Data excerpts
>>>>>

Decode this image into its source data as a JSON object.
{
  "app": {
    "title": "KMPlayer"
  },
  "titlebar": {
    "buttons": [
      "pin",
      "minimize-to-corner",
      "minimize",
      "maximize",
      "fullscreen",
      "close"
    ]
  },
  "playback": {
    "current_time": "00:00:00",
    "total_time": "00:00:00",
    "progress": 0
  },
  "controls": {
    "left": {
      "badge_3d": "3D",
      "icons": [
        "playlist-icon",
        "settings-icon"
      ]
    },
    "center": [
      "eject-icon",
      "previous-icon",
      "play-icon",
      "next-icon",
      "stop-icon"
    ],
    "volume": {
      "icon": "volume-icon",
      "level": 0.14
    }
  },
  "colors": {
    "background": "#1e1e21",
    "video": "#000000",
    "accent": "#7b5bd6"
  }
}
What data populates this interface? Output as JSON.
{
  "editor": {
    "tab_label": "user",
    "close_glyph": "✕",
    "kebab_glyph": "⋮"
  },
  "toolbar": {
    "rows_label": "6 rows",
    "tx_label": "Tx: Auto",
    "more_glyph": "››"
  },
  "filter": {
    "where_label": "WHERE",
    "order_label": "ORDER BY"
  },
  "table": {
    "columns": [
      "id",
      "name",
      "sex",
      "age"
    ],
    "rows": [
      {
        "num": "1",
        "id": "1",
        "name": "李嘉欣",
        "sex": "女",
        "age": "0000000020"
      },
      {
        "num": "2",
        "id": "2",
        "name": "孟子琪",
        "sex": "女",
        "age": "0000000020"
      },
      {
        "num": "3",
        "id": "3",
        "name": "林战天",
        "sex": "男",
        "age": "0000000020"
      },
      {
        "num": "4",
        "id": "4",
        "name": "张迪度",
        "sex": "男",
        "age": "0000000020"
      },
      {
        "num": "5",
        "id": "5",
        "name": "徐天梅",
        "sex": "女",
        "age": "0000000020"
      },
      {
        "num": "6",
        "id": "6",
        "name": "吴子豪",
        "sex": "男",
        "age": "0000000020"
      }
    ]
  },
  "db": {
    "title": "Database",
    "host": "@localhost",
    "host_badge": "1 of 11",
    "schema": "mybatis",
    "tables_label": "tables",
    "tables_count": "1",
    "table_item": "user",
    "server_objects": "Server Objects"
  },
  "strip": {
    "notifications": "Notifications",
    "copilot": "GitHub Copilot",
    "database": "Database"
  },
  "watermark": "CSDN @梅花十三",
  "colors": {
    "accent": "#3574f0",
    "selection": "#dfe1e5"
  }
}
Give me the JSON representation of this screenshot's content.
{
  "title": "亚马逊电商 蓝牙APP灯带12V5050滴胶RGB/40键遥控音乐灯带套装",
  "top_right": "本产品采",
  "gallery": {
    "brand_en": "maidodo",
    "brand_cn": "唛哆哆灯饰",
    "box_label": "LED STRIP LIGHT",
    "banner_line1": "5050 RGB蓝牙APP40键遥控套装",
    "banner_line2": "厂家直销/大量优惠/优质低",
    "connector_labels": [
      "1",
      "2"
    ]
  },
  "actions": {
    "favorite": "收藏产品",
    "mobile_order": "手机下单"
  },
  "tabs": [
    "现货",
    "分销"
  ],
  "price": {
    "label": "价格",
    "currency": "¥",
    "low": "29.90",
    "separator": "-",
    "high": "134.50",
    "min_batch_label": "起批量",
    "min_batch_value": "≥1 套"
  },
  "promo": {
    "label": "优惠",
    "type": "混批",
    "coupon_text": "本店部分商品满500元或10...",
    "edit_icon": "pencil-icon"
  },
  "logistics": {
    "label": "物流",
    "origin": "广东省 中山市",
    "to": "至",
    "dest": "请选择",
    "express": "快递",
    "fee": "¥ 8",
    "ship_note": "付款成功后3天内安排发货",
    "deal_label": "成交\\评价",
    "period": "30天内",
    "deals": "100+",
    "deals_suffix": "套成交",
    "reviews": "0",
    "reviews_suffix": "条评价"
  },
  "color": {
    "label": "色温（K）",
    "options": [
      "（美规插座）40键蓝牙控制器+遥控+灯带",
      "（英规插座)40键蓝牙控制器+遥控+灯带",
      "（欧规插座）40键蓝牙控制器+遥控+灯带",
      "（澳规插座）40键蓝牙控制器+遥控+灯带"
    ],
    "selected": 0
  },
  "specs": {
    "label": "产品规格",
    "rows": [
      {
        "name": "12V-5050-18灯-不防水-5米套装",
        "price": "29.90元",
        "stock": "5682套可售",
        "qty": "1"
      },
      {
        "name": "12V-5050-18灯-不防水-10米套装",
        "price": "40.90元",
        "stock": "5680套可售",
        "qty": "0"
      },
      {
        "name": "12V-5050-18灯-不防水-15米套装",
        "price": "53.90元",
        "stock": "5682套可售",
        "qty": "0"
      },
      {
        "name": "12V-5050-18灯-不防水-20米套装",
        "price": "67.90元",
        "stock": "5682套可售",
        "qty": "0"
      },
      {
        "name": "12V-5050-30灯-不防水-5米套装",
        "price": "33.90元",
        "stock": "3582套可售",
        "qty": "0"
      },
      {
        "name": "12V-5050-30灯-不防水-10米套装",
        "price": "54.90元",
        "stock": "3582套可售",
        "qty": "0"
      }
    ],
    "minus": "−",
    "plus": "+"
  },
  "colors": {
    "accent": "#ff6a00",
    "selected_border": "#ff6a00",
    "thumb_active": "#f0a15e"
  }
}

<<<<<

SHORT EXERCISE: Scan the listing above and identify each line holding the string "accent"; copy every such line.

TASK RESPONSE:
    "accent": "#7b5bd6"
    "accent": "#3574f0",
    "accent": "#ff6a00",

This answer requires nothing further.